=== What this task involves ===
The records below must be copied in full; omit the images.

-- START Listing --

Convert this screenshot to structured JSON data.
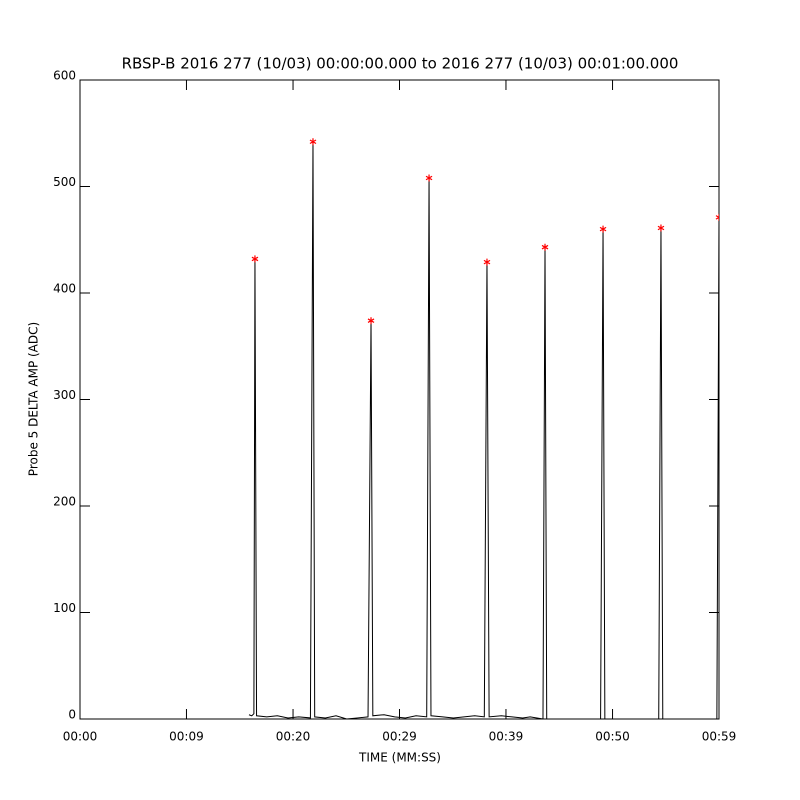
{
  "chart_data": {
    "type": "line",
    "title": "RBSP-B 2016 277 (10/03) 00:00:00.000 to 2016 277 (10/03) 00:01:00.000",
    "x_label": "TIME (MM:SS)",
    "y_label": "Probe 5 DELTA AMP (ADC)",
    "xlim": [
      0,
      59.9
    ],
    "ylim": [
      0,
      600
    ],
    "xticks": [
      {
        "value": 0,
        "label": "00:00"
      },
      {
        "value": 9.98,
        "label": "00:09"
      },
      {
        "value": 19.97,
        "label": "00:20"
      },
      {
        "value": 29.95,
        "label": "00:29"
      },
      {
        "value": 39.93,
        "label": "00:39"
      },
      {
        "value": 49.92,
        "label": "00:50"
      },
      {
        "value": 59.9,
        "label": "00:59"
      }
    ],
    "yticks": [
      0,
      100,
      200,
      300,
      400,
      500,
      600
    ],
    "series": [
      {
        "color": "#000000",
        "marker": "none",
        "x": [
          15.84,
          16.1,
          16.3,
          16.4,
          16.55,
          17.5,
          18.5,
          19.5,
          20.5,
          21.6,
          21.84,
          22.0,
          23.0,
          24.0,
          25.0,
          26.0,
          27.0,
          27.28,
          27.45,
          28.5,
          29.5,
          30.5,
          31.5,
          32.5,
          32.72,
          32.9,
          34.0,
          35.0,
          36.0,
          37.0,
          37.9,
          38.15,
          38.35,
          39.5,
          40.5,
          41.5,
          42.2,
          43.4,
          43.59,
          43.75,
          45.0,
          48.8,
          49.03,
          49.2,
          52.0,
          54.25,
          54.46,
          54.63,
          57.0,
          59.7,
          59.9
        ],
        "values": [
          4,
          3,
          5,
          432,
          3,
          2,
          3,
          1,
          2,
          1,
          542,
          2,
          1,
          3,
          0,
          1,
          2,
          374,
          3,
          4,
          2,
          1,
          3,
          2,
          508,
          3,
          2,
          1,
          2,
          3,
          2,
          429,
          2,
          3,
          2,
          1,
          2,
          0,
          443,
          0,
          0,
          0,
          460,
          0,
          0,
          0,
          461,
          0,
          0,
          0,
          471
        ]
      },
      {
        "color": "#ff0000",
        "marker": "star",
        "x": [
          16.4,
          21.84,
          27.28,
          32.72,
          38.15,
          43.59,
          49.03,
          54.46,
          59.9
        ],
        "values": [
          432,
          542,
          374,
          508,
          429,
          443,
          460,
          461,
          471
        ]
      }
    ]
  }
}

-- END Listing --

=== Solution ===
Convert this screenshot to structured JSON data.
{
  "chart_data": {
    "type": "line",
    "title": "RBSP-B 2016 277 (10/03) 00:00:00.000 to 2016 277 (10/03) 00:01:00.000",
    "x_label": "TIME (MM:SS)",
    "y_label": "Probe 5 DELTA AMP (ADC)",
    "xlim": [
      0,
      59.9
    ],
    "ylim": [
      0,
      600
    ],
    "xticks": [
      {
        "value": 0,
        "label": "00:00"
      },
      {
        "value": 9.98,
        "label": "00:09"
      },
      {
        "value": 19.97,
        "label": "00:20"
      },
      {
        "value": 29.95,
        "label": "00:29"
      },
      {
        "value": 39.93,
        "label": "00:39"
      },
      {
        "value": 49.92,
        "label": "00:50"
      },
      {
        "value": 59.9,
        "label": "00:59"
      }
    ],
    "yticks": [
      0,
      100,
      200,
      300,
      400,
      500,
      600
    ],
    "series": [
      {
        "color": "#000000",
        "marker": "none",
        "x": [
          15.84,
          16.1,
          16.3,
          16.4,
          16.55,
          17.5,
          18.5,
          19.5,
          20.5,
          21.6,
          21.84,
          22.0,
          23.0,
          24.0,
          25.0,
          26.0,
          27.0,
          27.28,
          27.45,
          28.5,
          29.5,
          30.5,
          31.5,
          32.5,
          32.72,
          32.9,
          34.0,
          35.0,
          36.0,
          37.0,
          37.9,
          38.15,
          38.35,
          39.5,
          40.5,
          41.5,
          42.2,
          43.4,
          43.59,
          43.75,
          45.0,
          48.8,
          49.03,
          49.2,
          52.0,
          54.25,
          54.46,
          54.63,
          57.0,
          59.7,
          59.9
        ],
        "values": [
          4,
          3,
          5,
          432,
          3,
          2,
          3,
          1,
          2,
          1,
          542,
          2,
          1,
          3,
          0,
          1,
          2,
          374,
          3,
          4,
          2,
          1,
          3,
          2,
          508,
          3,
          2,
          1,
          2,
          3,
          2,
          429,
          2,
          3,
          2,
          1,
          2,
          0,
          443,
          0,
          0,
          0,
          460,
          0,
          0,
          0,
          461,
          0,
          0,
          0,
          471
        ]
      },
      {
        "color": "#ff0000",
        "marker": "star",
        "x": [
          16.4,
          21.84,
          27.28,
          32.72,
          38.15,
          43.59,
          49.03,
          54.46,
          59.9
        ],
        "values": [
          432,
          542,
          374,
          508,
          429,
          443,
          460,
          461,
          471
        ]
      }
    ]
  }
}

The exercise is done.